━━━━━ Data to process ━━━━━

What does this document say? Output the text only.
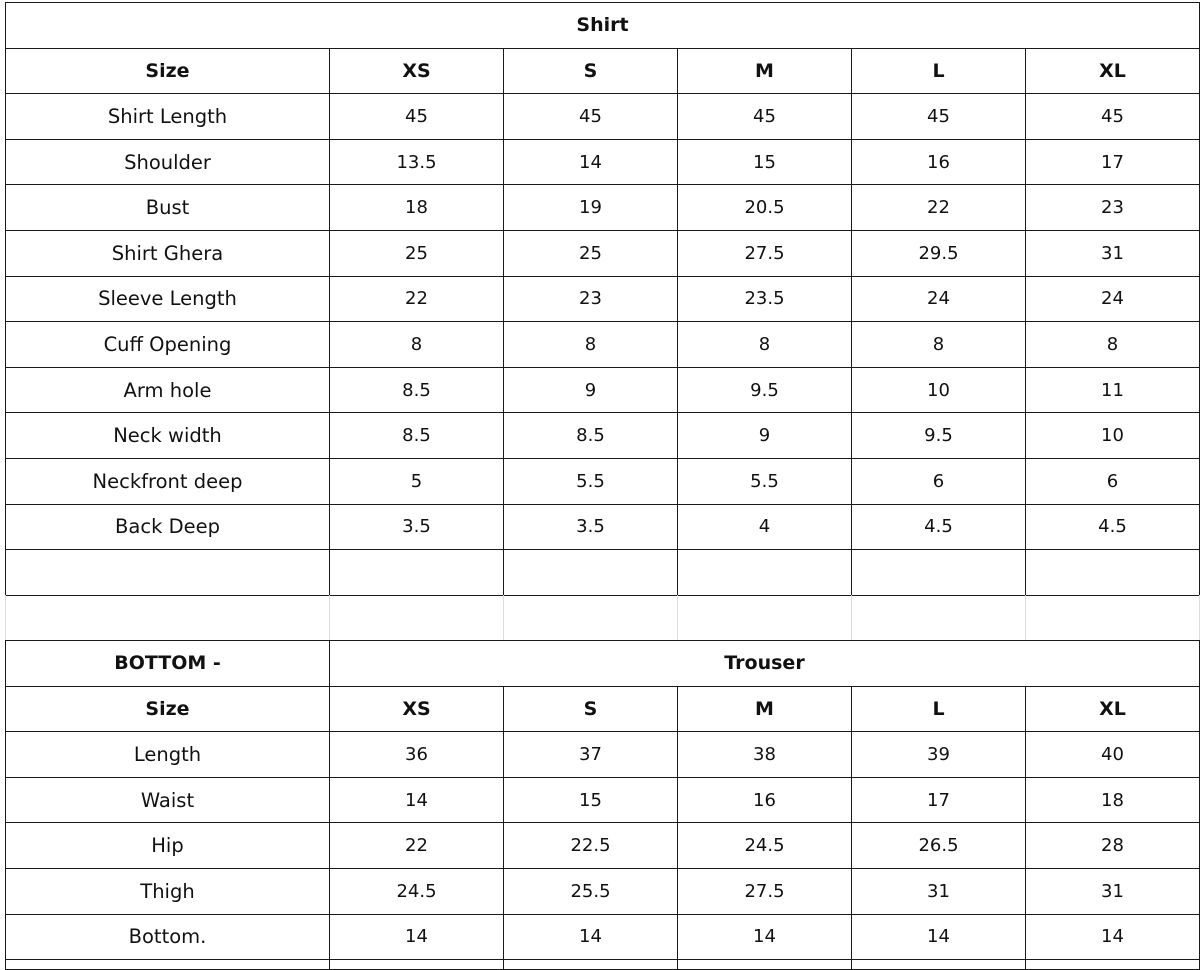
Shirt					
Size	XS	S	M	L	XL
Shirt Length	45	45	45	45	45
Shoulder	13.5	14	15	16	17
Bust	18	19	20.5	22	23
Shirt Ghera	25	25	27.5	29.5	31
Sleeve Length	22	23	23.5	24	24
Cuff Opening	8	8	8	8	8
Arm hole	8.5	9	9.5	10	11
Neck width	8.5	8.5	9	9.5	10
Neckfront deep	5	5.5	5.5	6	6
Back Deep	3.5	3.5	4	4.5	4.5

BOTTOM -	Trouser				
Size	XS	S	M	L	XL
Length	36	37	38	39	40
Waist	14	15	16	17	18
Hip	22	22.5	24.5	26.5	28
Thigh	24.5	25.5	27.5	31	31
Bottom.	14	14	14	14	14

━━━━━

Restate each entry word for word, please, but drop any images it holds.

Result:
What does this document say? Output the text only.
Shirt					
Size	XS	S	M	L	XL
Shirt Length	45	45	45	45	45
Shoulder	13.5	14	15	16	17
Bust	18	19	20.5	22	23
Shirt Ghera	25	25	27.5	29.5	31
Sleeve Length	22	23	23.5	24	24
Cuff Opening	8	8	8	8	8
Arm hole	8.5	9	9.5	10	11
Neck width	8.5	8.5	9	9.5	10
Neckfront deep	5	5.5	5.5	6	6
Back Deep	3.5	3.5	4	4.5	4.5

BOTTOM -	Trouser				
Size	XS	S	M	L	XL
Length	36	37	38	39	40
Waist	14	15	16	17	18
Hip	22	22.5	24.5	26.5	28
Thigh	24.5	25.5	27.5	31	31
Bottom.	14	14	14	14	14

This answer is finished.